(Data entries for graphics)
━━━━━━

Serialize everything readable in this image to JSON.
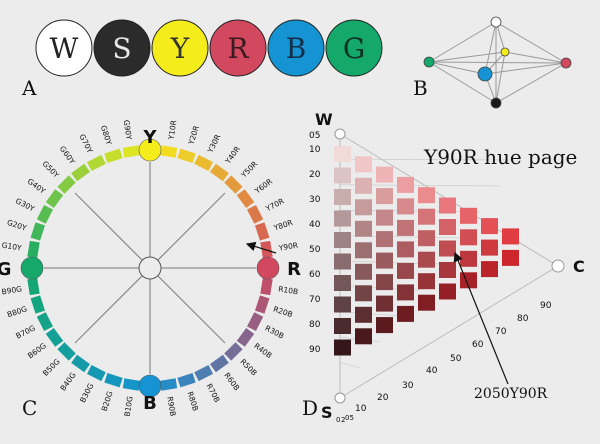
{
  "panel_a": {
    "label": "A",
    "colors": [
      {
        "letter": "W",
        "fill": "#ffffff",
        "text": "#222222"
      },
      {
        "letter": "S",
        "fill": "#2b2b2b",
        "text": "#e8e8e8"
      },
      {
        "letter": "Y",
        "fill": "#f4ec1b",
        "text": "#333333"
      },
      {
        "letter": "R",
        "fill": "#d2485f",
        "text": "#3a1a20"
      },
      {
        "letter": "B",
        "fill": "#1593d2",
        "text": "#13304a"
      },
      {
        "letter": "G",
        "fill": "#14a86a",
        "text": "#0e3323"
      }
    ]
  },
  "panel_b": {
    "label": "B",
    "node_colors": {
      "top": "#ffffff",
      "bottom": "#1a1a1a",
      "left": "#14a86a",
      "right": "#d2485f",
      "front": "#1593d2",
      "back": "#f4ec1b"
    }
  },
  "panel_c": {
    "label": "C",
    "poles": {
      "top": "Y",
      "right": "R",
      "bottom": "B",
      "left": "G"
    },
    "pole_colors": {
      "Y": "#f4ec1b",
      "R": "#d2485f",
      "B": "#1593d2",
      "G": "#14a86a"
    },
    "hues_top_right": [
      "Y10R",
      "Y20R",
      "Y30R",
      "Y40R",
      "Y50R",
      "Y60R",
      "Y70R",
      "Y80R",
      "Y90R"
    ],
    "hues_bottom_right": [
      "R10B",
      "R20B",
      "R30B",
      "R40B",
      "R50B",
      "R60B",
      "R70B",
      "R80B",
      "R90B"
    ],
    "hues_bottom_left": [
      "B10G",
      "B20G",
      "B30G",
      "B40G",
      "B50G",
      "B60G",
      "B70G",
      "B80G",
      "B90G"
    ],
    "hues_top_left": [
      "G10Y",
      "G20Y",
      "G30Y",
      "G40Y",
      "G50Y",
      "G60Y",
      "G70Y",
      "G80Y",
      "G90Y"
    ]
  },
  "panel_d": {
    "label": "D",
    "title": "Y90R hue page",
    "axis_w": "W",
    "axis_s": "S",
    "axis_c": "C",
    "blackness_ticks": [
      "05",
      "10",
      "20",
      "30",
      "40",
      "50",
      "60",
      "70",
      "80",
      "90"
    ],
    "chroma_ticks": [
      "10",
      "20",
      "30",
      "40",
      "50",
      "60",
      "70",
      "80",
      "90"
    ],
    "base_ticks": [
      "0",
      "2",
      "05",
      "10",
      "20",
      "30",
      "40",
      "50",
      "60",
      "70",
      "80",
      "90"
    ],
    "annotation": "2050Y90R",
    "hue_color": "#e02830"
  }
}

━━━━━━

**SHORT PROBLEM**: On how many lines does the word "letter" appear? Answer with only the number.

**COMPLETED TASK**: 6